§ **PROBLEM DETAILS**
The records should be written out in full, with nothing altered.

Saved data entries
>>>>

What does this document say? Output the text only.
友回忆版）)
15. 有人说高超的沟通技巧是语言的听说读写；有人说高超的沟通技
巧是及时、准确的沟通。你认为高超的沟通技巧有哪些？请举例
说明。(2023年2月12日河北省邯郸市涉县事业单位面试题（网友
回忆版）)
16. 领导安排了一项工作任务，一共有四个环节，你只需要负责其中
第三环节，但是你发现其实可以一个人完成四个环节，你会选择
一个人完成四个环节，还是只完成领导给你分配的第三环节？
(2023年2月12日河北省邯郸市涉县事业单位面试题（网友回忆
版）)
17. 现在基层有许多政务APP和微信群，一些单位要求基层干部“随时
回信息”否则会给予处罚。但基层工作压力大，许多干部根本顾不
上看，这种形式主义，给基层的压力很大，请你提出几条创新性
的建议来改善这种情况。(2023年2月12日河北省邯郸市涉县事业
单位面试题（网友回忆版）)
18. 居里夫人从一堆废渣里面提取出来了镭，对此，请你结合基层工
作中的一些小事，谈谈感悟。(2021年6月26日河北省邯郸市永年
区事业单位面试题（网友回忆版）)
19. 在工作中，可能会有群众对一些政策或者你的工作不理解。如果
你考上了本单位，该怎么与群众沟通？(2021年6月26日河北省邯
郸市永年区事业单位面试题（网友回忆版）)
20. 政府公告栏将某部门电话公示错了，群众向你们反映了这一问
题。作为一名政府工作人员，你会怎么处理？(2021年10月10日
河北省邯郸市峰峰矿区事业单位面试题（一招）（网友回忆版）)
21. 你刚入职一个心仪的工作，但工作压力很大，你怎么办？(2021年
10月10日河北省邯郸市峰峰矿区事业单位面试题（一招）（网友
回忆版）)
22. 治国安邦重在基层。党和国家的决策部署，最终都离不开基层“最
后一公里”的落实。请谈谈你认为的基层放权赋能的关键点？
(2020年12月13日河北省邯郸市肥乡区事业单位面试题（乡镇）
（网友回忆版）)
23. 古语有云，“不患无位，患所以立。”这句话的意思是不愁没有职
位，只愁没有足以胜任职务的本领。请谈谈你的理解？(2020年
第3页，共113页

<<<<

§ **SOLUTION**
What does this document say? Output the text only.
友回忆版）)
15. 有人说高超的沟通技巧是语言的听说读写；有人说高超的沟通技
巧是及时、准确的沟通。你认为高超的沟通技巧有哪些？请举例
说明。(2023年2月12日河北省邯郸市涉县事业单位面试题（网友
回忆版）)
16. 领导安排了一项工作任务，一共有四个环节，你只需要负责其中
第三环节，但是你发现其实可以一个人完成四个环节，你会选择
一个人完成四个环节，还是只完成领导给你分配的第三环节？
(2023年2月12日河北省邯郸市涉县事业单位面试题（网友回忆
版）)
17. 现在基层有许多政务APP和微信群，一些单位要求基层干部“随时
回信息”否则会给予处罚。但基层工作压力大，许多干部根本顾不
上看，这种形式主义，给基层的压力很大，请你提出几条创新性
的建议来改善这种情况。(2023年2月12日河北省邯郸市涉县事业
单位面试题（网友回忆版）)
18. 居里夫人从一堆废渣里面提取出来了镭，对此，请你结合基层工
作中的一些小事，谈谈感悟。(2021年6月26日河北省邯郸市永年
区事业单位面试题（网友回忆版）)
19. 在工作中，可能会有群众对一些政策或者你的工作不理解。如果
你考上了本单位，该怎么与群众沟通？(2021年6月26日河北省邯
郸市永年区事业单位面试题（网友回忆版）)
20. 政府公告栏将某部门电话公示错了，群众向你们反映了这一问
题。作为一名政府工作人员，你会怎么处理？(2021年10月10日
河北省邯郸市峰峰矿区事业单位面试题（一招）（网友回忆版）)
21. 你刚入职一个心仪的工作，但工作压力很大，你怎么办？(2021年
10月10日河北省邯郸市峰峰矿区事业单位面试题（一招）（网友
回忆版）)
22. 治国安邦重在基层。党和国家的决策部署，最终都离不开基层“最
后一公里”的落实。请谈谈你认为的基层放权赋能的关键点？
(2020年12月13日河北省邯郸市肥乡区事业单位面试题（乡镇）
（网友回忆版）)
23. 古语有云，“不患无位，患所以立。”这句话的意思是不愁没有职
位，只愁没有足以胜任职务的本领。请谈谈你的理解？(2020年
第3页，共113页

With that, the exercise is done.